Exercise requirements
Your task is to repeat the lines below exactly, excluding any pictures they contain.

■ ■ ■ ■ ■

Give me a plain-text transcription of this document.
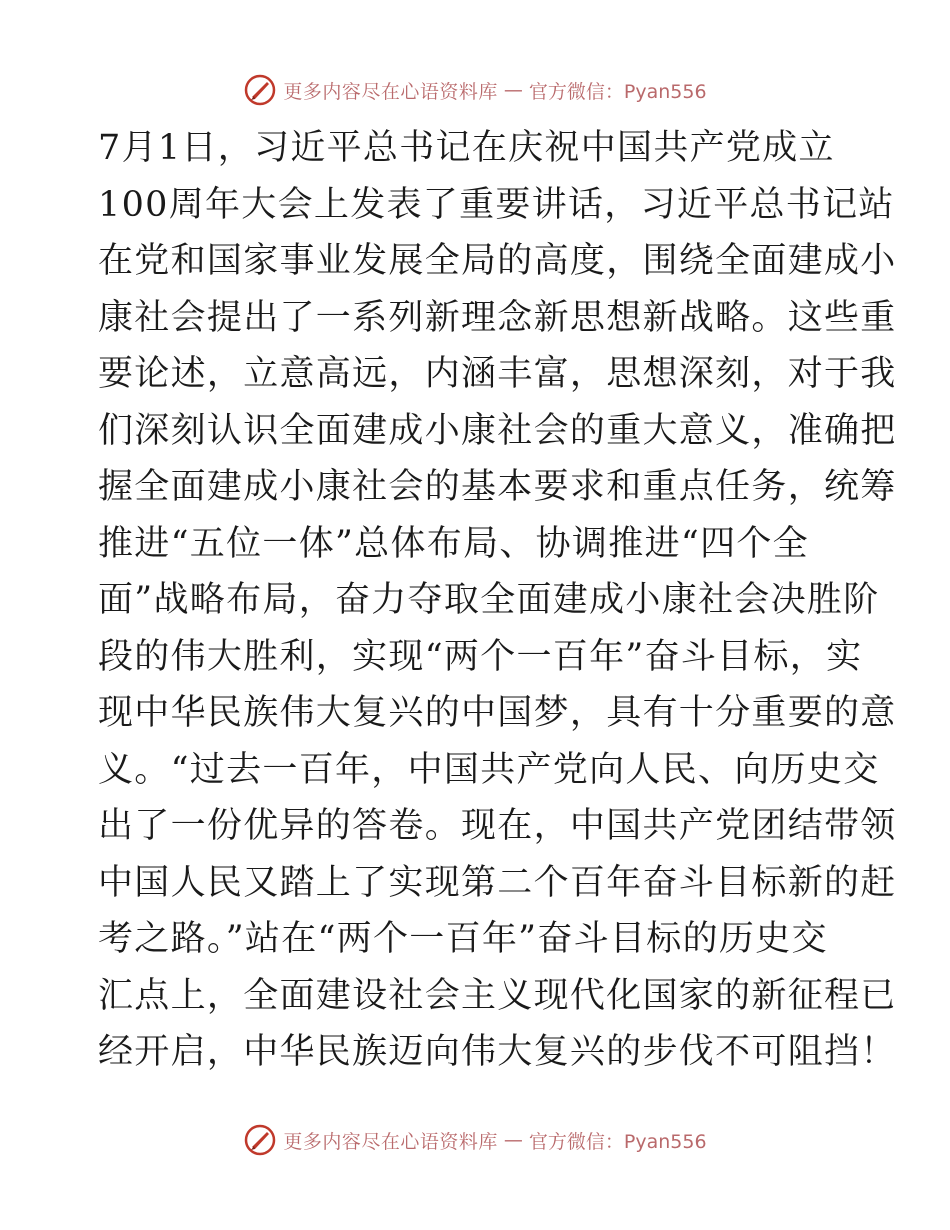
更多内容尽在心语资料库 — 官方微信：Pyan556
7月1日，习近平总书记在庆祝中国共产党成立
100周年大会上发表了重要讲话，习近平总书记站
在党和国家事业发展全局的高度，围绕全面建成小
康社会提出了一系列新理念新思想新战略。这些重
要论述，立意高远，内涵丰富，思想深刻，对于我
们深刻认识全面建成小康社会的重大意义，准确把
握全面建成小康社会的基本要求和重点任务，统筹
推进“五位一体”总体布局、协调推进“四个全
面”战略布局，奋力夺取全面建成小康社会决胜阶
段的伟大胜利，实现“两个一百年”奋斗目标，实
现中华民族伟大复兴的中国梦，具有十分重要的意
义。“过去一百年，中国共产党向人民、向历史交
出了一份优异的答卷。现在，中国共产党团结带领
中国人民又踏上了实现第二个百年奋斗目标新的赶
考之路。”站在“两个一百年”奋斗目标的历史交
汇点上，全面建设社会主义现代化国家的新征程已
经开启，中华民族迈向伟大复兴的步伐不可阻挡！
更多内容尽在心语资料库 — 官方微信：Pyan556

■ ■ ■ ■ ■

Reply
Give me a plain-text transcription of this document.
更多内容尽在心语资料库 — 官方微信：Pyan556
7月1日，习近平总书记在庆祝中国共产党成立
100周年大会上发表了重要讲话，习近平总书记站
在党和国家事业发展全局的高度，围绕全面建成小
康社会提出了一系列新理念新思想新战略。这些重
要论述，立意高远，内涵丰富，思想深刻，对于我
们深刻认识全面建成小康社会的重大意义，准确把
握全面建成小康社会的基本要求和重点任务，统筹
推进“五位一体”总体布局、协调推进“四个全
面”战略布局，奋力夺取全面建成小康社会决胜阶
段的伟大胜利，实现“两个一百年”奋斗目标，实
现中华民族伟大复兴的中国梦，具有十分重要的意
义。“过去一百年，中国共产党向人民、向历史交
出了一份优异的答卷。现在，中国共产党团结带领
中国人民又踏上了实现第二个百年奋斗目标新的赶
考之路。”站在“两个一百年”奋斗目标的历史交
汇点上，全面建设社会主义现代化国家的新征程已
经开启，中华民族迈向伟大复兴的步伐不可阻挡！
更多内容尽在心语资料库 — 官方微信：Pyan556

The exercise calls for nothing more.